What you have to do - Copy out the rows as they appear, beginning with the row containing "page-number: 3 (617, 744, 626, 760)" and ending with the row containing "header-dotted-rule (620, 66, 698, 67)".

Data to use -
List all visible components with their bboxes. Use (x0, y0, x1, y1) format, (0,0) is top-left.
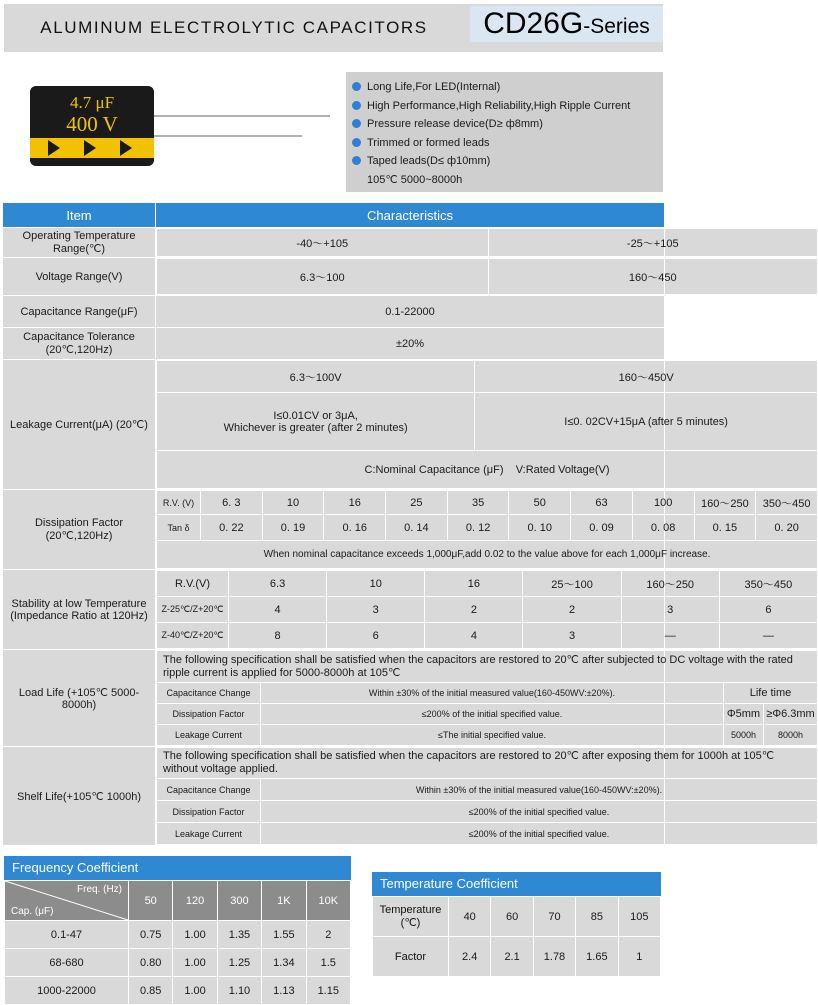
freq-cell: 1.00 (173, 921, 217, 949)
ll-row-name: Leakage Current (157, 725, 261, 746)
row-label-shelf-life: Shelf Life(+105℃ 1000h) (3, 747, 156, 846)
sl-row-value: ≤200% of the initial specified value. (261, 823, 818, 845)
load-life-note: The following specification shall be satisfied when the capacitors are restored to 20℃ after subjected to DC voltage with the rated ripple current is applied for 5000-8000h at 105℃ (157, 651, 818, 683)
df-tan-label: Tan δ (157, 515, 201, 541)
df-rv-label: R.V. (V) (157, 491, 201, 515)
st-r2: — (621, 623, 719, 649)
st-r2-label: Z-40℃/Z+20℃ (157, 623, 229, 649)
sl-row-value: ≤200% of the initial specified value. (261, 801, 818, 823)
feature-item: Trimmed or formed leads (352, 134, 663, 153)
freq-cell: 1.5 (306, 949, 350, 977)
st-rv: 350～450 (719, 571, 817, 597)
spec-table (2, 202, 815, 846)
ll-life-time: Life time (724, 683, 818, 704)
row-label-op-temp: Operating Temperature Range(℃) (3, 228, 156, 258)
df-tan: 0. 19 (262, 515, 324, 541)
col-header-characteristics: Characteristics (156, 203, 665, 228)
row-label-cap-range: Capacitance Range(μF) (3, 296, 156, 328)
tolerance-value: ±20% (156, 328, 665, 360)
ll-h2: 8000h (764, 725, 818, 746)
page-title: ALUMINUM ELECTROLYTIC CAPACITORS (40, 18, 428, 37)
op-temp-v2: -25～+105 (488, 229, 818, 257)
temp-cell: 60 (491, 897, 533, 937)
freq-row-cap: 1000-22000 (5, 977, 129, 1005)
freq-title: Frequency Coefficient (4, 856, 351, 880)
capacitor-image (20, 80, 340, 170)
df-rv: 50 (509, 491, 571, 515)
factor-cell: 1.65 (576, 937, 618, 977)
row-label-tolerance: Capacitance Tolerance (20℃,120Hz) (3, 328, 156, 360)
df-tan: 0. 09 (571, 515, 633, 541)
series-badge (470, 6, 663, 42)
freq-cell: 0.85 (129, 977, 173, 1005)
st-r1: 2 (425, 597, 523, 623)
temp-row-label: Temperature (℃) (373, 897, 449, 937)
frequency-coefficient (4, 856, 351, 1005)
temperature-coefficient (372, 872, 661, 977)
sl-row-name: Capacitance Change (157, 779, 261, 801)
sl-row-value: Within ±30% of the initial measured value(160-450WV:±20%). (261, 779, 818, 801)
freq-header: 50 (129, 881, 173, 921)
df-tan: 0. 22 (201, 515, 263, 541)
st-r1: 4 (229, 597, 327, 623)
df-rv: 160～250 (694, 491, 756, 515)
freq-cell: 1.55 (262, 921, 306, 949)
st-r2: 6 (327, 623, 425, 649)
st-rv: 25～100 (523, 571, 621, 597)
st-rv: 10 (327, 571, 425, 597)
feature-item-extra: 105℃ 5000~8000h (367, 173, 463, 186)
freq-cell: 1.35 (217, 921, 261, 949)
st-r2: 8 (229, 623, 327, 649)
leakage-formula-2: I≤0. 02CV+15μA (after 5 minutes) (475, 393, 818, 451)
leakage-formula-1: I≤0.01CV or 3μA, Whichever is greater (after 2 minutes) (157, 393, 475, 451)
temp-cell: 105 (618, 897, 660, 937)
freq-header: 10K (306, 881, 350, 921)
st-rv-label: R.V.(V) (157, 571, 229, 597)
df-rv: 6. 3 (201, 491, 263, 515)
factor-cell: 2.4 (449, 937, 491, 977)
bullet-icon (352, 138, 361, 147)
ll-row-value: Within ±30% of the initial measured value(160-450WV:±20%). (261, 683, 724, 704)
row-label-leakage: Leakage Current(μA) (20℃) (3, 360, 156, 490)
voltage-v2: 160～450 (488, 259, 818, 295)
st-r1: 3 (327, 597, 425, 623)
voltage-v1: 6.3～100 (157, 259, 489, 295)
ll-row-value: ≤200% of the initial specified value. (261, 704, 724, 725)
factor-cell: 2.1 (491, 937, 533, 977)
cap-label-capacitance: 4.7 μF (69, 93, 115, 112)
freq-row-cap: 68-680 (5, 949, 129, 977)
df-note: When nominal capacitance exceeds 1,000μF,add 0.02 to the value above for each 1,000μF increase. (157, 541, 818, 569)
col-header-item: Item (3, 203, 156, 228)
st-r1-label: Z-25℃/Z+20℃ (157, 597, 229, 623)
st-rv: 16 (425, 571, 523, 597)
feature-item: Pressure release device(D≥ ф8mm) (352, 115, 663, 134)
df-tan: 0. 10 (509, 515, 571, 541)
series-suffix: -Series (583, 15, 650, 38)
df-tan: 0. 14 (386, 515, 448, 541)
freq-cell: 1.00 (173, 977, 217, 1005)
cap-label-voltage: 400 V (66, 112, 118, 136)
freq-header: 1K (262, 881, 306, 921)
df-tan: 0. 15 (694, 515, 756, 541)
row-label-voltage: Voltage Range(V) (3, 258, 156, 296)
row-label-dissipation: Dissipation Factor (20℃,120Hz) (3, 490, 156, 570)
df-rv: 35 (447, 491, 509, 515)
st-r1: 6 (719, 597, 817, 623)
freq-corner-top: Freq. (Hz) (77, 884, 122, 895)
leakage-h1: 6.3～100V (157, 361, 475, 393)
ll-row-value: ≤The initial specified value. (261, 725, 724, 746)
temp-cell: 40 (449, 897, 491, 937)
shelf-life-note: The following specification shall be satisfied when the capacitors are restored to 20℃ after exposing them for 1000h at 105℃ without voltage applied. (157, 748, 818, 779)
factor-cell: 1 (618, 937, 660, 977)
st-r1: 3 (621, 597, 719, 623)
freq-cell: 1.00 (173, 949, 217, 977)
df-rv: 63 (571, 491, 633, 515)
bullet-icon (352, 82, 361, 91)
sl-row-name: Dissipation Factor (157, 801, 261, 823)
freq-cell: 1.34 (262, 949, 306, 977)
temp-cell: 85 (576, 897, 618, 937)
series-name: CD26G (483, 7, 584, 40)
df-tan: 0. 16 (324, 515, 386, 541)
feature-list (346, 72, 663, 192)
freq-cell: 1.10 (217, 977, 261, 1005)
st-r2: 3 (523, 623, 621, 649)
factor-cell: 1.78 (533, 937, 575, 977)
feature-item: Taped leads(D≤ ф10mm) (352, 152, 663, 171)
op-temp-v1: -40～+105 (157, 229, 489, 257)
freq-cell: 1.13 (262, 977, 306, 1005)
leakage-h2: 160～450V (475, 361, 818, 393)
feature-item: Long Life,For LED(Internal) (352, 78, 663, 97)
st-rv: 160～250 (621, 571, 719, 597)
temp-cell: 70 (533, 897, 575, 937)
sl-row-name: Leakage Current (157, 823, 261, 845)
bullet-icon (352, 101, 361, 110)
row-label-load-life: Load Life (+105℃ 5000-8000h) (3, 650, 156, 747)
cap-range-value: 0.1-22000 (156, 296, 665, 328)
ll-h1: 5000h (724, 725, 764, 746)
st-r2: — (719, 623, 817, 649)
st-rv: 6.3 (229, 571, 327, 597)
df-tan: 0. 12 (447, 515, 509, 541)
freq-cell: 2 (306, 921, 350, 949)
df-rv: 16 (324, 491, 386, 515)
freq-row-cap: 0.1-47 (5, 921, 129, 949)
df-rv: 350～450 (756, 491, 818, 515)
ll-row-name: Capacitance Change (157, 683, 261, 704)
ll-d1: Φ5mm (724, 704, 764, 725)
st-r2: 4 (425, 623, 523, 649)
df-tan: 0. 20 (756, 515, 818, 541)
ll-row-name: Dissipation Factor (157, 704, 261, 725)
factor-row-label: Factor (373, 937, 449, 977)
header-bar (4, 4, 663, 52)
ll-d2: ≥Φ6.3mm (764, 704, 818, 725)
freq-cell: 1.15 (306, 977, 350, 1005)
df-rv: 10 (262, 491, 324, 515)
freq-header: 300 (217, 881, 261, 921)
freq-corner (5, 881, 129, 921)
leakage-note: C:Nominal Capacitance (μF) V:Rated Voltage(V) (157, 451, 818, 489)
freq-cell: 0.75 (129, 921, 173, 949)
df-rv: 100 (632, 491, 694, 515)
freq-header: 120 (173, 881, 217, 921)
df-tan: 0. 08 (632, 515, 694, 541)
freq-cell: 1.25 (217, 949, 261, 977)
row-label-stability: Stability at low Temperature (Impedance Ratio at 120Hz) (3, 570, 156, 650)
df-rv: 25 (386, 491, 448, 515)
feature-item: High Performance,High Reliability,High Ripple Current (352, 97, 663, 116)
bullet-icon (352, 156, 361, 165)
temp-title: Temperature Coefficient (372, 872, 661, 896)
freq-corner-bottom: Cap. (μF) (11, 906, 54, 917)
st-r1: 2 (523, 597, 621, 623)
freq-cell: 0.80 (129, 949, 173, 977)
bullet-icon (352, 119, 361, 128)
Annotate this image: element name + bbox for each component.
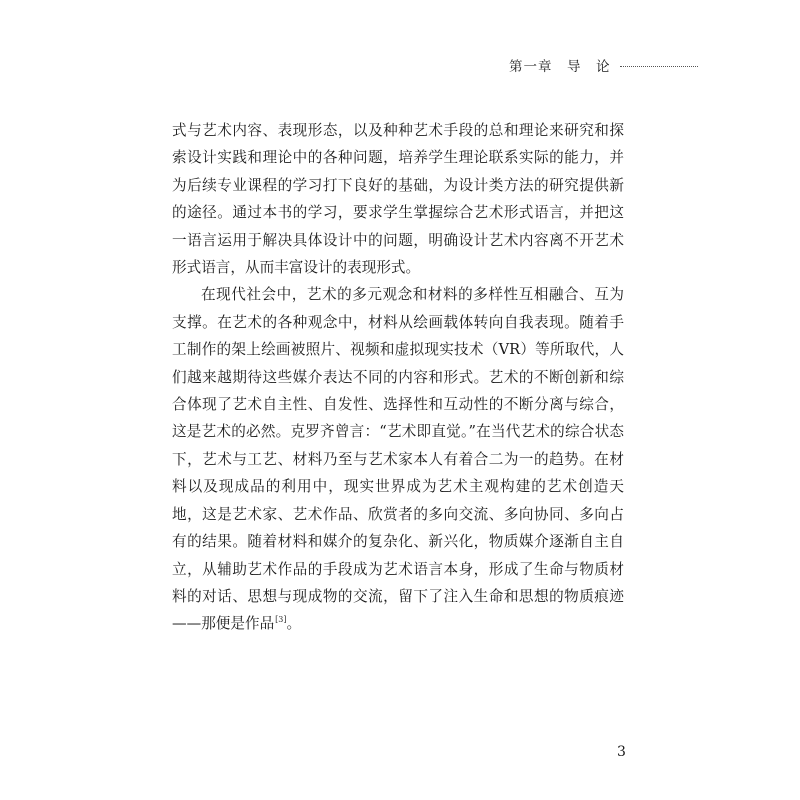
page-number: 3 (617, 744, 626, 760)
paragraph-modern-art (172, 281, 624, 637)
citation-marker: [3] (275, 615, 287, 625)
header-dotted-rule (620, 66, 698, 67)
paragraph-continuation: 式与艺术内容、表现形态，以及种种艺术手段的总和理论来研究和探索设计实践和理论中的各种问题，培养学生理论联系实际的能力，并为后续专业课程的学习打下良好的基础，为设计类方法的研究提供新的途径。通过本书的学习，要求学生掌握综合艺术形式语言，并把这一语言运用于解决具体设计中的问题，明确设计艺术内容离不开艺术形式语言，从而丰富设计的表现形式。 (172, 122, 624, 277)
paragraph-text: 在现代社会中，艺术的多元观念和材料的多样性互相融合、互为支撑。在艺术的各种观念中，材料从绘画载体转向自我表现。随着手工制作的架上绘画被照片、视频和虚拟现实技术（VR）等所取代，人们越来越期待这些媒介表达不同的内容和形式。艺术的不断创新和综合体现了艺术自主性、自发性、选择性和互动性的不断分离与综合，这是艺术的必然。克罗齐曾言：“艺术即直觉。”在当代艺术的综合状态下，艺术与工艺、材料乃至与艺术家本人有着合二为一的趋势。在材料以及现成品的利用中，现实世界成为艺术主观构建的艺术创造天地，这是艺术家、艺术作品、欣赏者的多向交流、多向协同、多向占有的结果。随着材料和媒介的复杂化、新兴化，物质媒介逐渐自主自立，从辅助艺术作品的手段成为艺术语言本身，形成了生命与物质材料的对话、思想与现成物的交流，留下了注入生命和思想的物质痕迹——那便是作品 (172, 286, 624, 633)
body-text (172, 117, 624, 638)
running-head (509, 55, 698, 75)
paragraph-ending: 。 (286, 615, 302, 633)
chapter-title: 第一章 导 论 (509, 59, 611, 75)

Response to the exercise -
page-number: 3 (617, 744, 626, 760)
paragraph-modern-art (172, 281, 624, 637)
citation-marker: [3] (275, 615, 287, 625)
header-dotted-rule (620, 66, 698, 67)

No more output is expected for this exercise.